Work to be completed — Repeat the listing verbatim. Drop any pictures.

══ Raw data

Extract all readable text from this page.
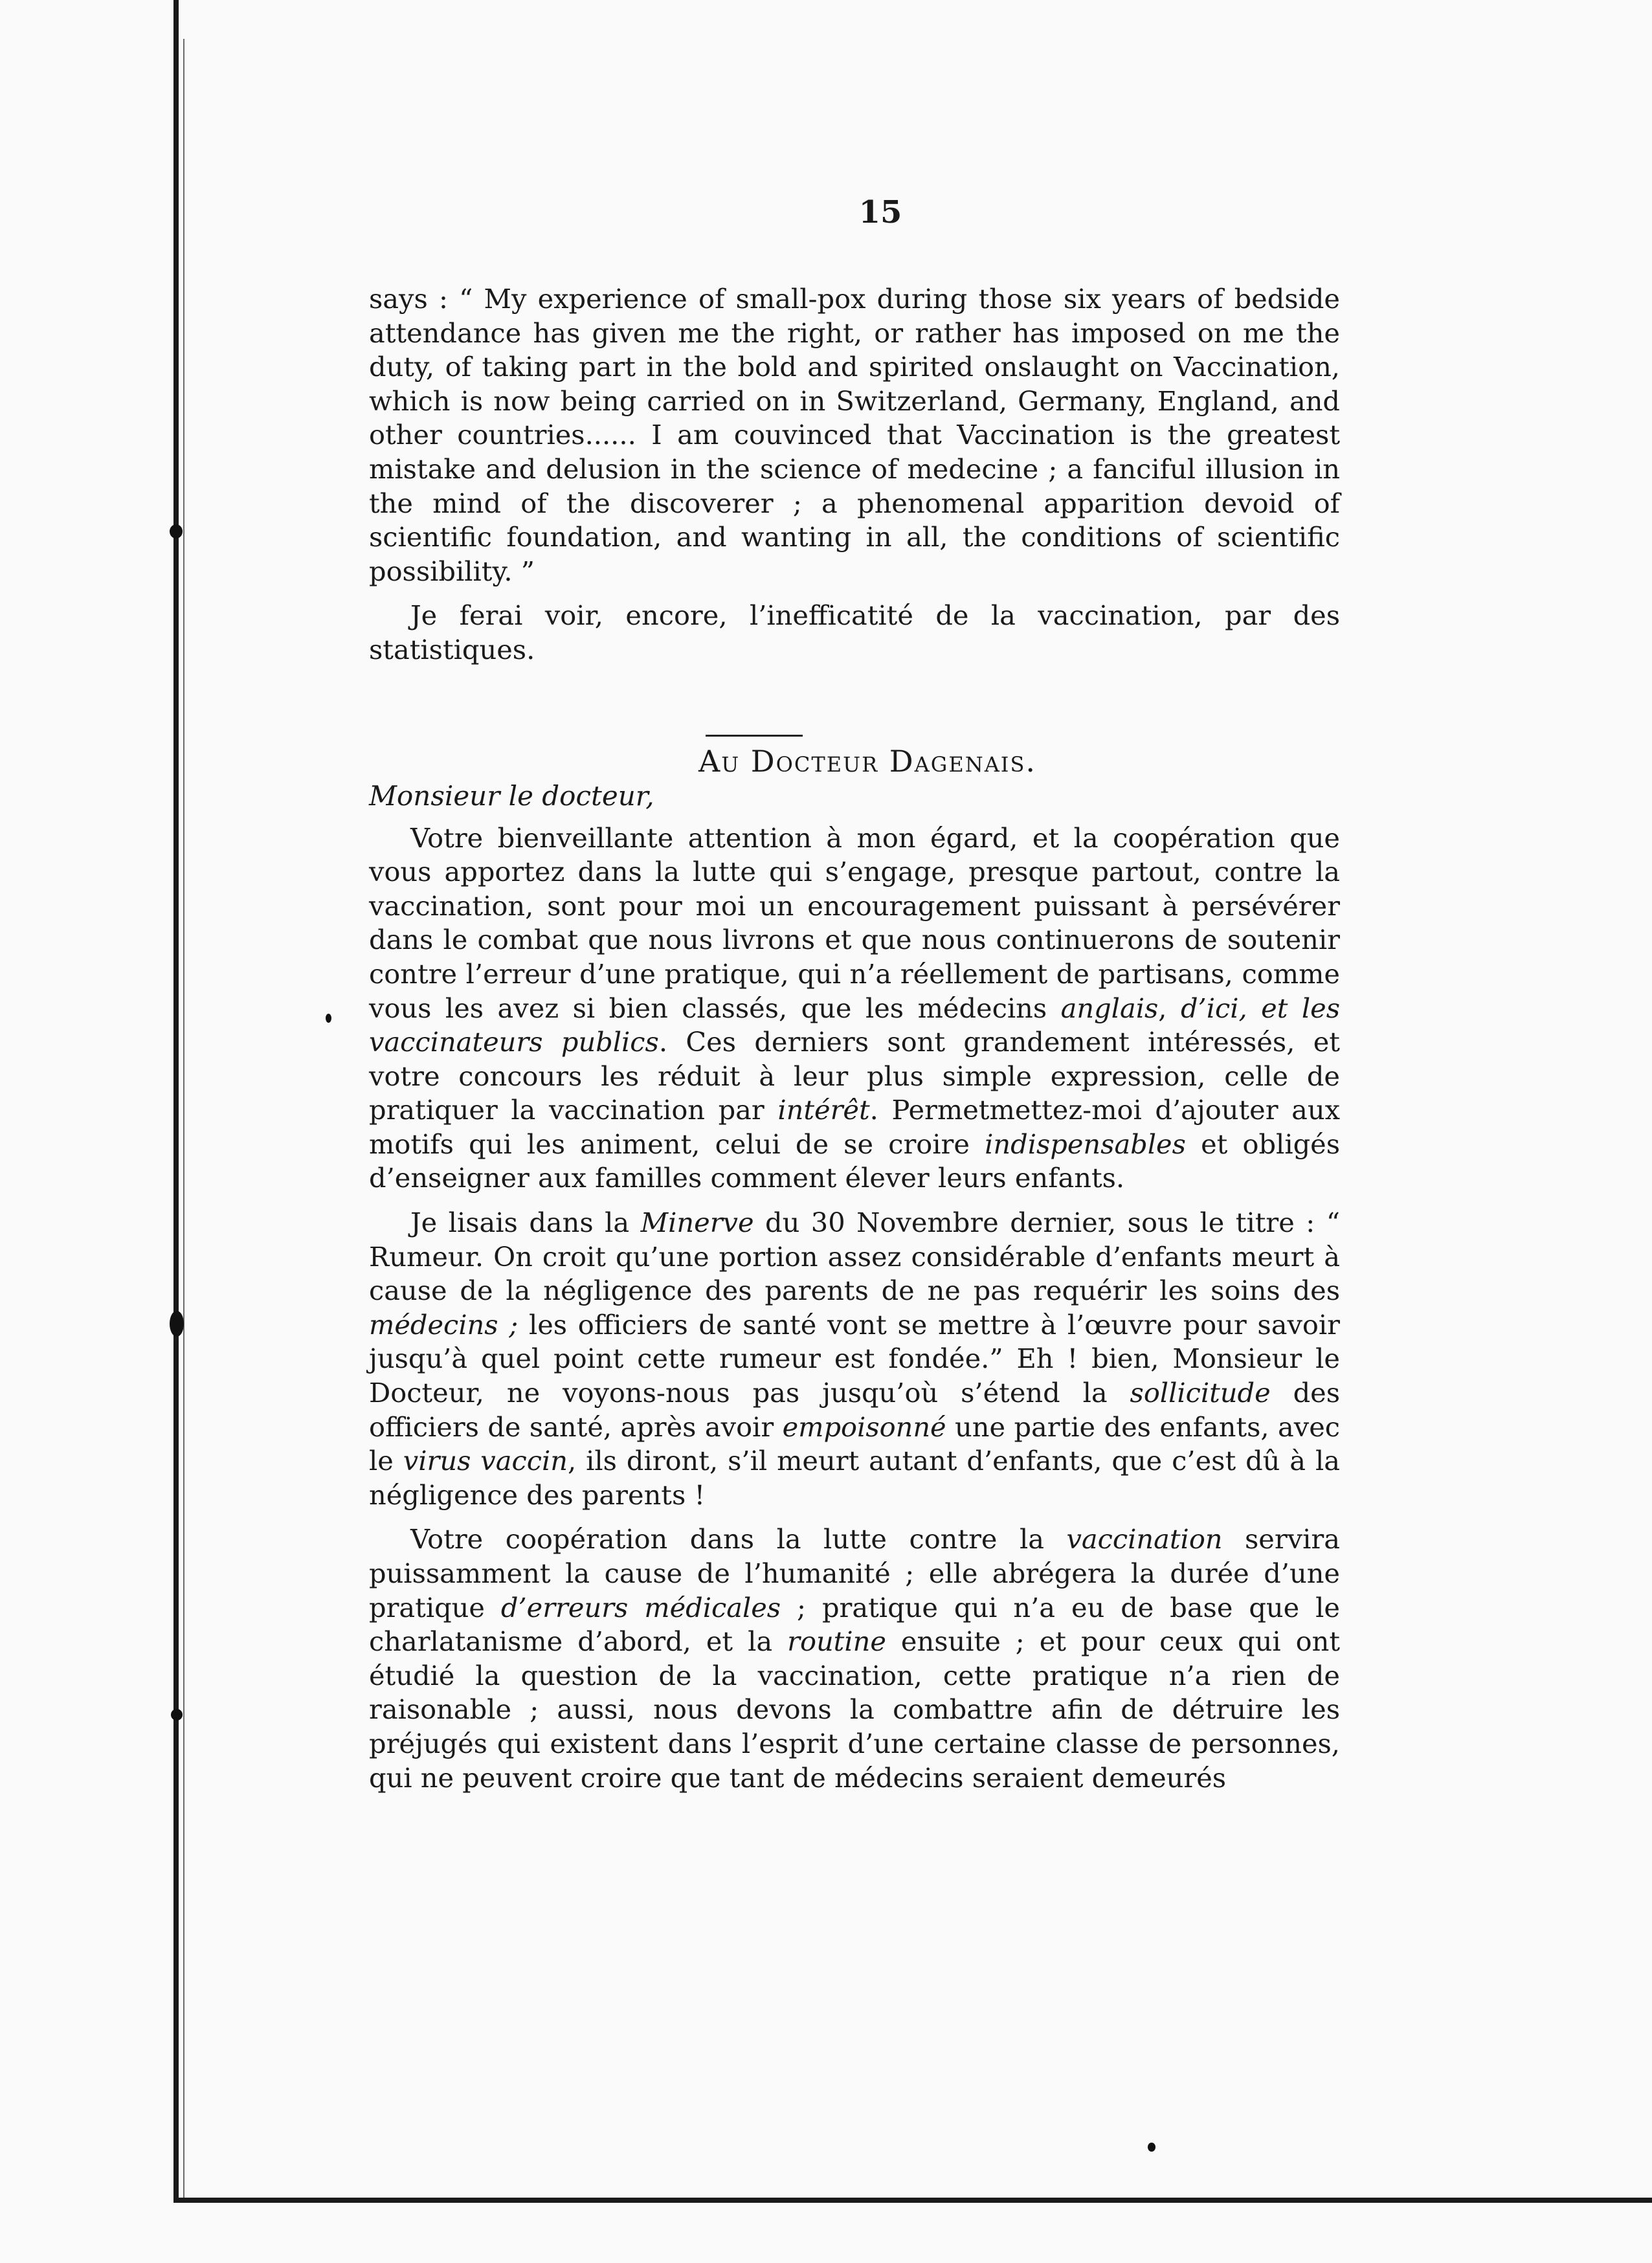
15

says : “ My experience of small-pox during those six years of bedside attendance has given me the right, or rather has imposed on me the duty, of taking part in the bold and spirited onslaught on Vaccination, which is now being carried on in Switzerland, Germany, England, and other countries...... I am couvinced that Vaccination is the greatest mistake and delusion in the science of medecine ; a fanciful illusion in the mind of the discoverer ; a phenomenal apparition devoid of scientific foundation, and wanting in all, the conditions of scientific possibility. ”

Je ferai voir, encore, l’inefficatité de la vaccination, par des statistiques.

Au Docteur Dagenais.
Monsieur le docteur,

Votre bienveillante attention à mon égard, et la coopération que vous apportez dans la lutte qui s’engage, presque partout, contre la vaccination, sont pour moi un encouragement puissant à persévérer dans le combat que nous livrons et que nous continuerons de soutenir contre l’erreur d’une pratique, qui n’a réellement de partisans, comme vous les avez si bien classés, que les médecins anglais, d’ici, et les vaccinateurs publics. Ces derniers sont grandement intéressés, et votre concours les réduit à leur plus simple expression, celle de pratiquer la vaccination par intérêt. Permetmettez-moi d’ajouter aux motifs qui les animent, celui de se croire indispensables et obligés d’enseigner aux familles comment élever leurs enfants.

Je lisais dans la Minerve du 30 Novembre dernier, sous le titre : “ Rumeur. On croit qu’une portion assez considérable d’enfants meurt à cause de la négligence des parents de ne pas requérir les soins des médecins ; les officiers de santé vont se mettre à l’œuvre pour savoir jusqu’à quel point cette rumeur est fondée.” Eh ! bien, Monsieur le Docteur, ne voyons-nous pas jusqu’où s’étend la sollicitude des officiers de santé, après avoir empoisonné une partie des enfants, avec le virus vaccin, ils diront, s’il meurt autant d’enfants, que c’est dû à la négligence des parents !

Votre coopération dans la lutte contre la vaccination servira puissamment la cause de l’humanité ; elle abrégera la durée d’une pratique d’erreurs médicales ; pratique qui n’a eu de base que le charlatanisme d’abord, et la routine ensuite ; et pour ceux qui ont étudié la question de la vaccination, cette pratique n’a rien de raisonable ; aussi, nous devons la combattre afin de détruire les préjugés qui existent dans l’esprit d’une certaine classe de personnes, qui ne peuvent croire que tant de médecins seraient demeurés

════

Completed task —
Extract all readable text from this page.
15

says : “ My experience of small-pox during those six years of bedside attendance has given me the right, or rather has imposed on me the duty, of taking part in the bold and spirited onslaught on Vaccination, which is now being carried on in Switzerland, Germany, England, and other countries...... I am couvinced that Vaccination is the greatest mistake and delusion in the science of medecine ; a fanciful illusion in the mind of the discoverer ; a phenomenal apparition devoid of scientific foundation, and wanting in all, the conditions of scientific possibility. ”

Je ferai voir, encore, l’inefficatité de la vaccination, par des statistiques.

Au Docteur Dagenais.
Monsieur le docteur,

Votre bienveillante attention à mon égard, et la coopération que vous apportez dans la lutte qui s’engage, presque partout, contre la vaccination, sont pour moi un encouragement puissant à persévérer dans le combat que nous livrons et que nous continuerons de soutenir contre l’erreur d’une pratique, qui n’a réellement de partisans, comme vous les avez si bien classés, que les médecins anglais, d’ici, et les vaccinateurs publics. Ces derniers sont grandement intéressés, et votre concours les réduit à leur plus simple expression, celle de pratiquer la vaccination par intérêt. Permetmettez-moi d’ajouter aux motifs qui les animent, celui de se croire indispensables et obligés d’enseigner aux familles comment élever leurs enfants.

Je lisais dans la Minerve du 30 Novembre dernier, sous le titre : “ Rumeur. On croit qu’une portion assez considérable d’enfants meurt à cause de la négligence des parents de ne pas requérir les soins des médecins ; les officiers de santé vont se mettre à l’œuvre pour savoir jusqu’à quel point cette rumeur est fondée.” Eh ! bien, Monsieur le Docteur, ne voyons-nous pas jusqu’où s’étend la sollicitude des officiers de santé, après avoir empoisonné une partie des enfants, avec le virus vaccin, ils diront, s’il meurt autant d’enfants, que c’est dû à la négligence des parents !

Votre coopération dans la lutte contre la vaccination servira puissamment la cause de l’humanité ; elle abrégera la durée d’une pratique d’erreurs médicales ; pratique qui n’a eu de base que le charlatanisme d’abord, et la routine ensuite ; et pour ceux qui ont étudié la question de la vaccination, cette pratique n’a rien de raisonable ; aussi, nous devons la combattre afin de détruire les préjugés qui existent dans l’esprit d’une certaine classe de personnes, qui ne peuvent croire que tant de médecins seraient demeurés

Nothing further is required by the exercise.